GOAL
Copy each line exactly. Leave nothing out.
-- START DATA LISTING --
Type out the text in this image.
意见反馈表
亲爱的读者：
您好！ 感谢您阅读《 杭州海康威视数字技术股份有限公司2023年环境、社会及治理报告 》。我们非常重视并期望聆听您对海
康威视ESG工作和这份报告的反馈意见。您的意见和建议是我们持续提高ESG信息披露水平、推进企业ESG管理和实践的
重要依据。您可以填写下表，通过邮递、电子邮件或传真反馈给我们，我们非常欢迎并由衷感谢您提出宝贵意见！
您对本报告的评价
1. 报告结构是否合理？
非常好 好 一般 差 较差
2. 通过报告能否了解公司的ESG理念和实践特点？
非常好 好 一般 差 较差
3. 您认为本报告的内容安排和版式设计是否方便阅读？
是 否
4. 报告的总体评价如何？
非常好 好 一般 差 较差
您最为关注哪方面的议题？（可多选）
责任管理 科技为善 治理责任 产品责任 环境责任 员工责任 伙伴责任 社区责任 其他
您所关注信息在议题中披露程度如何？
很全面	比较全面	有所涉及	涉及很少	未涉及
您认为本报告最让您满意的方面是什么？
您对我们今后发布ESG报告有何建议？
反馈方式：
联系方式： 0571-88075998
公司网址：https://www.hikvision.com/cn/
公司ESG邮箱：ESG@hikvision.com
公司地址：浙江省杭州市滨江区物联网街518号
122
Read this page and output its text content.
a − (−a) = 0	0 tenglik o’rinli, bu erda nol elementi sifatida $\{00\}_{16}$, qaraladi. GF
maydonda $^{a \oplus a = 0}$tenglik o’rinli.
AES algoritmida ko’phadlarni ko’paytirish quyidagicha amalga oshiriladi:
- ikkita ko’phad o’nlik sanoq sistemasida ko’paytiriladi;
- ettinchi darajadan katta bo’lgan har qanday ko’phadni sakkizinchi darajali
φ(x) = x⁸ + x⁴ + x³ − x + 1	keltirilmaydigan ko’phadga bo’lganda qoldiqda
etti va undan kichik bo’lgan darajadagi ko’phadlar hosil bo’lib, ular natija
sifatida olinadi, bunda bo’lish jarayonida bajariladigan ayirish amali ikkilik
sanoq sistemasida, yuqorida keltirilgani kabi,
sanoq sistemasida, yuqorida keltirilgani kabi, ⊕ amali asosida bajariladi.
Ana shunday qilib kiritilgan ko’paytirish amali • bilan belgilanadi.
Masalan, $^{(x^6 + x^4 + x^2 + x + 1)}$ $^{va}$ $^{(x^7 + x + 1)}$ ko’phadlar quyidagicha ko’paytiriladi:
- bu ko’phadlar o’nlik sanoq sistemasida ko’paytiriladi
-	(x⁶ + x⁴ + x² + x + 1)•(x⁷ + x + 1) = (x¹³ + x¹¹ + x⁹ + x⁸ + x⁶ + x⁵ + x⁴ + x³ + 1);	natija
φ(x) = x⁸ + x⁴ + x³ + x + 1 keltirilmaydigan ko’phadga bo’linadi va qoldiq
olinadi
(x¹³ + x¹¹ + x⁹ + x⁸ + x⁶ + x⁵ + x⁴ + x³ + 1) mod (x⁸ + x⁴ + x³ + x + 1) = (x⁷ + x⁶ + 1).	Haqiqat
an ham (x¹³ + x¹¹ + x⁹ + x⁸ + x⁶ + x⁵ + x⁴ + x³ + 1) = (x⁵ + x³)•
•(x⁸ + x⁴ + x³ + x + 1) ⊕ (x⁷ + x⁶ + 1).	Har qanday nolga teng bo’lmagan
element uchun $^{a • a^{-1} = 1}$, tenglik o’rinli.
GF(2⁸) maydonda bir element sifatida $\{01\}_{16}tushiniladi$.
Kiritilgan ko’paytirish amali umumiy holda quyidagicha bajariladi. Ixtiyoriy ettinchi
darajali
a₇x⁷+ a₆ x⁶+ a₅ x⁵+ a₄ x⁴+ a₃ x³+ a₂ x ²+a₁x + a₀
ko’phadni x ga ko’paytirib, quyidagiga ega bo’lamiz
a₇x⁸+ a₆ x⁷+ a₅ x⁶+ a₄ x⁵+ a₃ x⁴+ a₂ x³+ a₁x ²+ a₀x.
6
-- END DATA LISTING --
EXERCISE ANSWER
Type out the text in this image.
意见反馈表
亲爱的读者：
您好！ 感谢您阅读《 杭州海康威视数字技术股份有限公司2023年环境、社会及治理报告 》。我们非常重视并期望聆听您对海
康威视ESG工作和这份报告的反馈意见。您的意见和建议是我们持续提高ESG信息披露水平、推进企业ESG管理和实践的
重要依据。您可以填写下表，通过邮递、电子邮件或传真反馈给我们，我们非常欢迎并由衷感谢您提出宝贵意见！
您对本报告的评价
1. 报告结构是否合理？
非常好 好 一般 差 较差
2. 通过报告能否了解公司的ESG理念和实践特点？
非常好 好 一般 差 较差
3. 您认为本报告的内容安排和版式设计是否方便阅读？
是 否
4. 报告的总体评价如何？
非常好 好 一般 差 较差
您最为关注哪方面的议题？（可多选）
责任管理 科技为善 治理责任 产品责任 环境责任 员工责任 伙伴责任 社区责任 其他
您所关注信息在议题中披露程度如何？
很全面	比较全面	有所涉及	涉及很少	未涉及
您认为本报告最让您满意的方面是什么？
您对我们今后发布ESG报告有何建议？
反馈方式：
联系方式： 0571-88075998
公司网址：https://www.hikvision.com/cn/
公司ESG邮箱：ESG@hikvision.com
公司地址：浙江省杭州市滨江区物联网街518号
122
Read this page and output its text content.
a − (−a) = 0	0 tenglik o’rinli, bu erda nol elementi sifatida $\{00\}_{16}$, qaraladi. GF
maydonda $^{a \oplus a = 0}$tenglik o’rinli.
AES algoritmida ko’phadlarni ko’paytirish quyidagicha amalga oshiriladi:
- ikkita ko’phad o’nlik sanoq sistemasida ko’paytiriladi;
- ettinchi darajadan katta bo’lgan har qanday ko’phadni sakkizinchi darajali
φ(x) = x⁸ + x⁴ + x³ − x + 1	keltirilmaydigan ko’phadga bo’lganda qoldiqda
etti va undan kichik bo’lgan darajadagi ko’phadlar hosil bo’lib, ular natija
sifatida olinadi, bunda bo’lish jarayonida bajariladigan ayirish amali ikkilik
sanoq sistemasida, yuqorida keltirilgani kabi,
sanoq sistemasida, yuqorida keltirilgani kabi, ⊕ amali asosida bajariladi.
Ana shunday qilib kiritilgan ko’paytirish amali • bilan belgilanadi.
Masalan, $^{(x^6 + x^4 + x^2 + x + 1)}$ $^{va}$ $^{(x^7 + x + 1)}$ ko’phadlar quyidagicha ko’paytiriladi:
- bu ko’phadlar o’nlik sanoq sistemasida ko’paytiriladi
-	(x⁶ + x⁴ + x² + x + 1)•(x⁷ + x + 1) = (x¹³ + x¹¹ + x⁹ + x⁸ + x⁶ + x⁵ + x⁴ + x³ + 1);	natija
φ(x) = x⁸ + x⁴ + x³ + x + 1 keltirilmaydigan ko’phadga bo’linadi va qoldiq
olinadi
(x¹³ + x¹¹ + x⁹ + x⁸ + x⁶ + x⁵ + x⁴ + x³ + 1) mod (x⁸ + x⁴ + x³ + x + 1) = (x⁷ + x⁶ + 1).	Haqiqat
an ham (x¹³ + x¹¹ + x⁹ + x⁸ + x⁶ + x⁵ + x⁴ + x³ + 1) = (x⁵ + x³)•
•(x⁸ + x⁴ + x³ + x + 1) ⊕ (x⁷ + x⁶ + 1).	Har qanday nolga teng bo’lmagan
element uchun $^{a • a^{-1} = 1}$, tenglik o’rinli.
GF(2⁸) maydonda bir element sifatida $\{01\}_{16}tushiniladi$.
Kiritilgan ko’paytirish amali umumiy holda quyidagicha bajariladi. Ixtiyoriy ettinchi
darajali
a₇x⁷+ a₆ x⁶+ a₅ x⁵+ a₄ x⁴+ a₃ x³+ a₂ x ²+a₁x + a₀
ko’phadni x ga ko’paytirib, quyidagiga ega bo’lamiz
a₇x⁸+ a₆ x⁷+ a₅ x⁶+ a₄ x⁵+ a₃ x⁴+ a₂ x³+ a₁x ²+ a₀x.
6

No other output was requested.